A block of data:
━━━
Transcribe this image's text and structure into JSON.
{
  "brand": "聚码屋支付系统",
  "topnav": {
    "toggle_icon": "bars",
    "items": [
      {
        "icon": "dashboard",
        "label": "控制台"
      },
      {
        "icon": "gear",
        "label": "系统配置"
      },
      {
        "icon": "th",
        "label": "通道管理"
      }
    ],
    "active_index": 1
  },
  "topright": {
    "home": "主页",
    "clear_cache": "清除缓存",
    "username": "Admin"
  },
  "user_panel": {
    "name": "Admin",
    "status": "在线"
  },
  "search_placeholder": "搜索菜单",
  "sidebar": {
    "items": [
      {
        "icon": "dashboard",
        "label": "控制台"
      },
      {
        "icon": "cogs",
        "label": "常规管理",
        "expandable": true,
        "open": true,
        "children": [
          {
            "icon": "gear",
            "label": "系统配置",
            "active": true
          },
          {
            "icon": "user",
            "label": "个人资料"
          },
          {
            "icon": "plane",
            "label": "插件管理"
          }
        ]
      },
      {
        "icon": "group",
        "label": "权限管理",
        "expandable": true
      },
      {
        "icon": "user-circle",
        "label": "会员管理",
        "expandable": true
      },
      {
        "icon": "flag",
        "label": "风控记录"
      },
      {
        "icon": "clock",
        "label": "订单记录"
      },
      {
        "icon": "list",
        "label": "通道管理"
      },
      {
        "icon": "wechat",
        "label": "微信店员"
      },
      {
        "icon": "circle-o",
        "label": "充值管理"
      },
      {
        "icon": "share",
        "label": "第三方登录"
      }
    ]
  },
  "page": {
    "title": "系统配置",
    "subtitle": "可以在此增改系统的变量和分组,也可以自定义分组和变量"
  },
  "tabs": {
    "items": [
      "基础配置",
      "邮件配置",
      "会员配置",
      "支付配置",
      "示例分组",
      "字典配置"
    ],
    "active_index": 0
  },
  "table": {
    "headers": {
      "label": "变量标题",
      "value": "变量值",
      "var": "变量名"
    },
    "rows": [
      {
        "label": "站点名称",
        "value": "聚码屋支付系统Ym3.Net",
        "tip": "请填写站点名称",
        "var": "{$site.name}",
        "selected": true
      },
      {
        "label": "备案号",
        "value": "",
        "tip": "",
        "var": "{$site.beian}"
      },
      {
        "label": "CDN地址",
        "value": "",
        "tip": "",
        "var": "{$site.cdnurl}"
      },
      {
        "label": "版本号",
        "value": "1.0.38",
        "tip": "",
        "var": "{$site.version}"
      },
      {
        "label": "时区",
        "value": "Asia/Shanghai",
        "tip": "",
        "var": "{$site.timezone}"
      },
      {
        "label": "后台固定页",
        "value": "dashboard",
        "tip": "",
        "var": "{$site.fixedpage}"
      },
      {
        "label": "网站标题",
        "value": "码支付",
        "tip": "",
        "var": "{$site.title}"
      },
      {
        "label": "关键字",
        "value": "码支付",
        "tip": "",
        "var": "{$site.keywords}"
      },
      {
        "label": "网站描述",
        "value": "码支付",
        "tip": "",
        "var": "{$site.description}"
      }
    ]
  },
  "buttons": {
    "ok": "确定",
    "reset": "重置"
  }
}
━━━
Word for word, write out all of the data above.

Transcribe this image's text and structure into JSON.
{
  "brand": "聚码屋支付系统",
  "topnav": {
    "toggle_icon": "bars",
    "items": [
      {
        "icon": "dashboard",
        "label": "控制台"
      },
      {
        "icon": "gear",
        "label": "系统配置"
      },
      {
        "icon": "th",
        "label": "通道管理"
      }
    ],
    "active_index": 1
  },
  "topright": {
    "home": "主页",
    "clear_cache": "清除缓存",
    "username": "Admin"
  },
  "user_panel": {
    "name": "Admin",
    "status": "在线"
  },
  "search_placeholder": "搜索菜单",
  "sidebar": {
    "items": [
      {
        "icon": "dashboard",
        "label": "控制台"
      },
      {
        "icon": "cogs",
        "label": "常规管理",
        "expandable": true,
        "open": true,
        "children": [
          {
            "icon": "gear",
            "label": "系统配置",
            "active": true
          },
          {
            "icon": "user",
            "label": "个人资料"
          },
          {
            "icon": "plane",
            "label": "插件管理"
          }
        ]
      },
      {
        "icon": "group",
        "label": "权限管理",
        "expandable": true
      },
      {
        "icon": "user-circle",
        "label": "会员管理",
        "expandable": true
      },
      {
        "icon": "flag",
        "label": "风控记录"
      },
      {
        "icon": "clock",
        "label": "订单记录"
      },
      {
        "icon": "list",
        "label": "通道管理"
      },
      {
        "icon": "wechat",
        "label": "微信店员"
      },
      {
        "icon": "circle-o",
        "label": "充值管理"
      },
      {
        "icon": "share",
        "label": "第三方登录"
      }
    ]
  },
  "page": {
    "title": "系统配置",
    "subtitle": "可以在此增改系统的变量和分组,也可以自定义分组和变量"
  },
  "tabs": {
    "items": [
      "基础配置",
      "邮件配置",
      "会员配置",
      "支付配置",
      "示例分组",
      "字典配置"
    ],
    "active_index": 0
  },
  "table": {
    "headers": {
      "label": "变量标题",
      "value": "变量值",
      "var": "变量名"
    },
    "rows": [
      {
        "label": "站点名称",
        "value": "聚码屋支付系统Ym3.Net",
        "tip": "请填写站点名称",
        "var": "{$site.name}",
        "selected": true
      },
      {
        "label": "备案号",
        "value": "",
        "tip": "",
        "var": "{$site.beian}"
      },
      {
        "label": "CDN地址",
        "value": "",
        "tip": "",
        "var": "{$site.cdnurl}"
      },
      {
        "label": "版本号",
        "value": "1.0.38",
        "tip": "",
        "var": "{$site.version}"
      },
      {
        "label": "时区",
        "value": "Asia/Shanghai",
        "tip": "",
        "var": "{$site.timezone}"
      },
      {
        "label": "后台固定页",
        "value": "dashboard",
        "tip": "",
        "var": "{$site.fixedpage}"
      },
      {
        "label": "网站标题",
        "value": "码支付",
        "tip": "",
        "var": "{$site.title}"
      },
      {
        "label": "关键字",
        "value": "码支付",
        "tip": "",
        "var": "{$site.keywords}"
      },
      {
        "label": "网站描述",
        "value": "码支付",
        "tip": "",
        "var": "{$site.description}"
      }
    ]
  },
  "buttons": {
    "ok": "确定",
    "reset": "重置"
  }
}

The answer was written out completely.